| Goal |
Every record below should be written out exactly; pictures stay out.

Stored data entries
* Begin *

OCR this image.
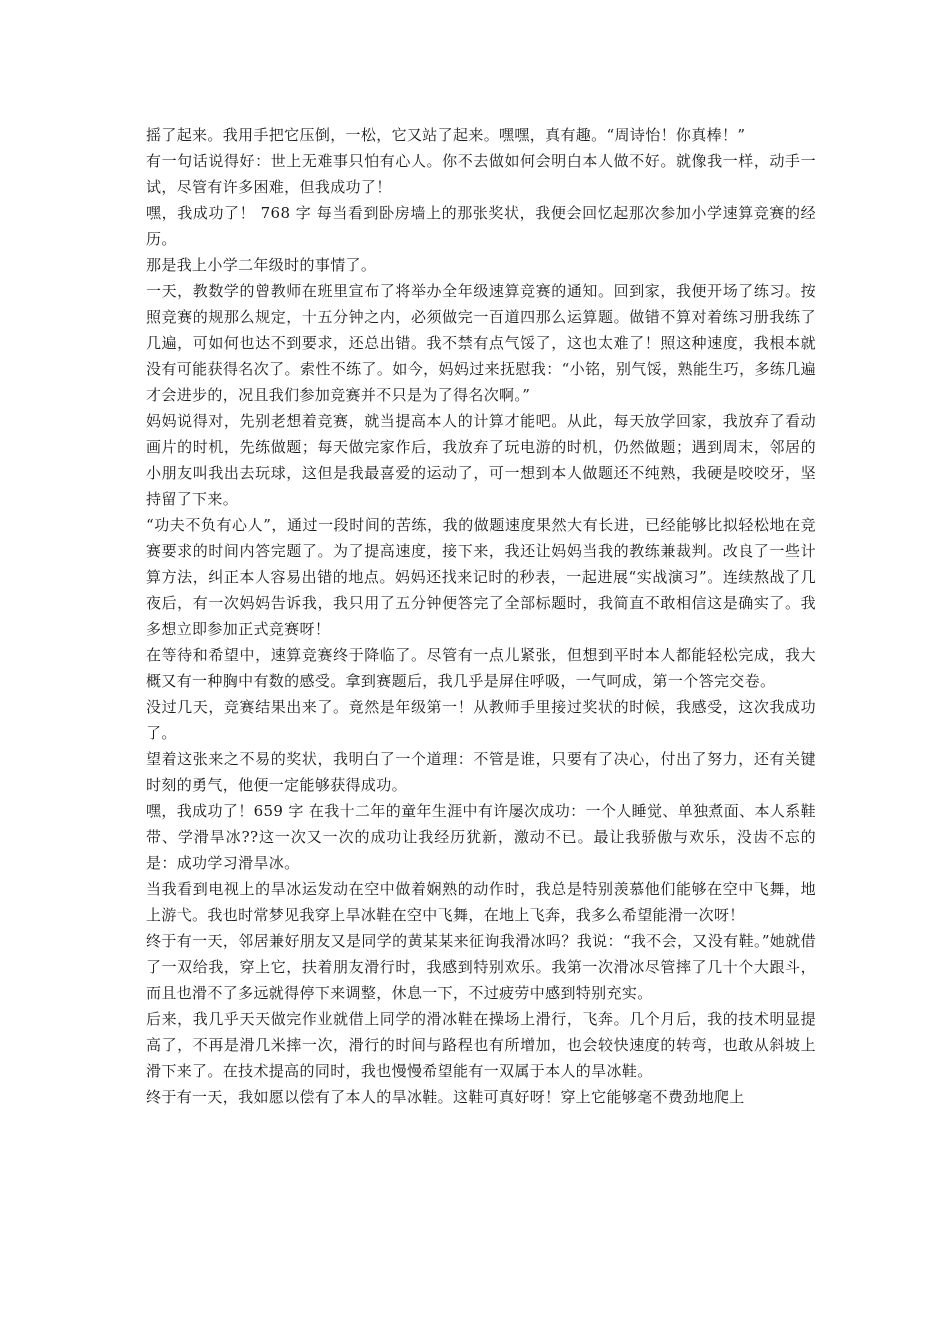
摇了起来。我用手把它压倒，一松，它又站了起来。嘿嘿，真有趣。“周诗怡！你真棒！”

有一句话说得好：世上无难事只怕有心人。你不去做如何会明白本人做不好。就像我一样，动手一试，尽管有许多困难，但我成功了！

嘿，我成功了！ 768 字 每当看到卧房墙上的那张奖状，我便会回忆起那次参加小学速算竞赛的经历。

那是我上小学二年级时的事情了。

一天，教数学的曾教师在班里宣布了将举办全年级速算竞赛的通知。回到家，我便开场了练习。按照竞赛的规那么规定，十五分钟之内，必须做完一百道四那么运算题。做错不算对着练习册我练了几遍，可如何也达不到要求，还总出错。我不禁有点气馁了，这也太难了！照这种速度，我根本就没有可能获得名次了。索性不练了。如今，妈妈过来抚慰我：“小铭，别气馁，熟能生巧，多练几遍才会进步的，况且我们参加竞赛并不只是为了得名次啊。”

妈妈说得对，先别老想着竞赛，就当提高本人的计算才能吧。从此，每天放学回家，我放弃了看动画片的时机，先练做题；每天做完家作后，我放弃了玩电游的时机，仍然做题；遇到周末，邻居的小朋友叫我出去玩球，这但是我最喜爱的运动了，可一想到本人做题还不纯熟，我硬是咬咬牙，坚持留了下来。

“功夫不负有心人”，通过一段时间的苦练，我的做题速度果然大有长进，已经能够比拟轻松地在竞赛要求的时间内答完题了。为了提高速度，接下来，我还让妈妈当我的教练兼裁判。改良了一些计算方法，纠正本人容易出错的地点。妈妈还找来记时的秒表，一起进展“实战演习”。连续熬战了几夜后，有一次妈妈告诉我，我只用了五分钟便答完了全部标题时，我简直不敢相信这是确实了。我多想立即参加正式竞赛呀！

在等待和希望中，速算竞赛终于降临了。尽管有一点儿紧张，但想到平时本人都能轻松完成，我大概又有一种胸中有数的感受。拿到赛题后，我几乎是屏住呼吸，一气呵成，第一个答完交卷。

没过几天，竞赛结果出来了。竟然是年级第一！从教师手里接过奖状的时候，我感受，这次我成功了。

望着这张来之不易的奖状，我明白了一个道理：不管是谁，只要有了决心，付出了努力，还有关键时刻的勇气，他便一定能够获得成功。

嘿，我成功了！659 字 在我十二年的童年生涯中有许屡次成功：一个人睡觉、单独煮面、本人系鞋带、学滑旱冰??这一次又一次的成功让我经历犹新，激动不已。最让我骄傲与欢乐，没齿不忘的是：成功学习滑旱冰。

当我看到电视上的旱冰运发动在空中做着娴熟的动作时，我总是特别羡慕他们能够在空中飞舞，地上游弋。我也时常梦见我穿上旱冰鞋在空中飞舞，在地上飞奔，我多么希望能滑一次呀！

终于有一天，邻居兼好朋友又是同学的黄某某来征询我滑冰吗？我说：“我不会，又没有鞋。”她就借了一双给我，穿上它，扶着朋友滑行时，我感到特别欢乐。我第一次滑冰尽管摔了几十个大跟斗，而且也滑不了多远就得停下来调整，休息一下，不过疲劳中感到特别充实。

后来，我几乎天天做完作业就借上同学的滑冰鞋在操场上滑行，飞奔。几个月后，我的技术明显提高了，不再是滑几米摔一次，滑行的时间与路程也有所增加，也会较快速度的转弯，也敢从斜坡上滑下来了。在技术提高的同时，我也慢慢希望能有一双属于本人的旱冰鞋。

终于有一天，我如愿以偿有了本人的旱冰鞋。这鞋可真好呀！穿上它能够毫不费劲地爬上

* End *

| Written response |
OCR this image.
摇了起来。我用手把它压倒，一松，它又站了起来。嘿嘿，真有趣。“周诗怡！你真棒！”

有一句话说得好：世上无难事只怕有心人。你不去做如何会明白本人做不好。就像我一样，动手一试，尽管有许多困难，但我成功了！

嘿，我成功了！ 768 字 每当看到卧房墙上的那张奖状，我便会回忆起那次参加小学速算竞赛的经历。

那是我上小学二年级时的事情了。

一天，教数学的曾教师在班里宣布了将举办全年级速算竞赛的通知。回到家，我便开场了练习。按照竞赛的规那么规定，十五分钟之内，必须做完一百道四那么运算题。做错不算对着练习册我练了几遍，可如何也达不到要求，还总出错。我不禁有点气馁了，这也太难了！照这种速度，我根本就没有可能获得名次了。索性不练了。如今，妈妈过来抚慰我：“小铭，别气馁，熟能生巧，多练几遍才会进步的，况且我们参加竞赛并不只是为了得名次啊。”

妈妈说得对，先别老想着竞赛，就当提高本人的计算才能吧。从此，每天放学回家，我放弃了看动画片的时机，先练做题；每天做完家作后，我放弃了玩电游的时机，仍然做题；遇到周末，邻居的小朋友叫我出去玩球，这但是我最喜爱的运动了，可一想到本人做题还不纯熟，我硬是咬咬牙，坚持留了下来。

“功夫不负有心人”，通过一段时间的苦练，我的做题速度果然大有长进，已经能够比拟轻松地在竞赛要求的时间内答完题了。为了提高速度，接下来，我还让妈妈当我的教练兼裁判。改良了一些计算方法，纠正本人容易出错的地点。妈妈还找来记时的秒表，一起进展“实战演习”。连续熬战了几夜后，有一次妈妈告诉我，我只用了五分钟便答完了全部标题时，我简直不敢相信这是确实了。我多想立即参加正式竞赛呀！

在等待和希望中，速算竞赛终于降临了。尽管有一点儿紧张，但想到平时本人都能轻松完成，我大概又有一种胸中有数的感受。拿到赛题后，我几乎是屏住呼吸，一气呵成，第一个答完交卷。

没过几天，竞赛结果出来了。竟然是年级第一！从教师手里接过奖状的时候，我感受，这次我成功了。

望着这张来之不易的奖状，我明白了一个道理：不管是谁，只要有了决心，付出了努力，还有关键时刻的勇气，他便一定能够获得成功。

嘿，我成功了！659 字 在我十二年的童年生涯中有许屡次成功：一个人睡觉、单独煮面、本人系鞋带、学滑旱冰??这一次又一次的成功让我经历犹新，激动不已。最让我骄傲与欢乐，没齿不忘的是：成功学习滑旱冰。

当我看到电视上的旱冰运发动在空中做着娴熟的动作时，我总是特别羡慕他们能够在空中飞舞，地上游弋。我也时常梦见我穿上旱冰鞋在空中飞舞，在地上飞奔，我多么希望能滑一次呀！

终于有一天，邻居兼好朋友又是同学的黄某某来征询我滑冰吗？我说：“我不会，又没有鞋。”她就借了一双给我，穿上它，扶着朋友滑行时，我感到特别欢乐。我第一次滑冰尽管摔了几十个大跟斗，而且也滑不了多远就得停下来调整，休息一下，不过疲劳中感到特别充实。

后来，我几乎天天做完作业就借上同学的滑冰鞋在操场上滑行，飞奔。几个月后，我的技术明显提高了，不再是滑几米摔一次，滑行的时间与路程也有所增加，也会较快速度的转弯，也敢从斜坡上滑下来了。在技术提高的同时，我也慢慢希望能有一双属于本人的旱冰鞋。

终于有一天，我如愿以偿有了本人的旱冰鞋。这鞋可真好呀！穿上它能够毫不费劲地爬上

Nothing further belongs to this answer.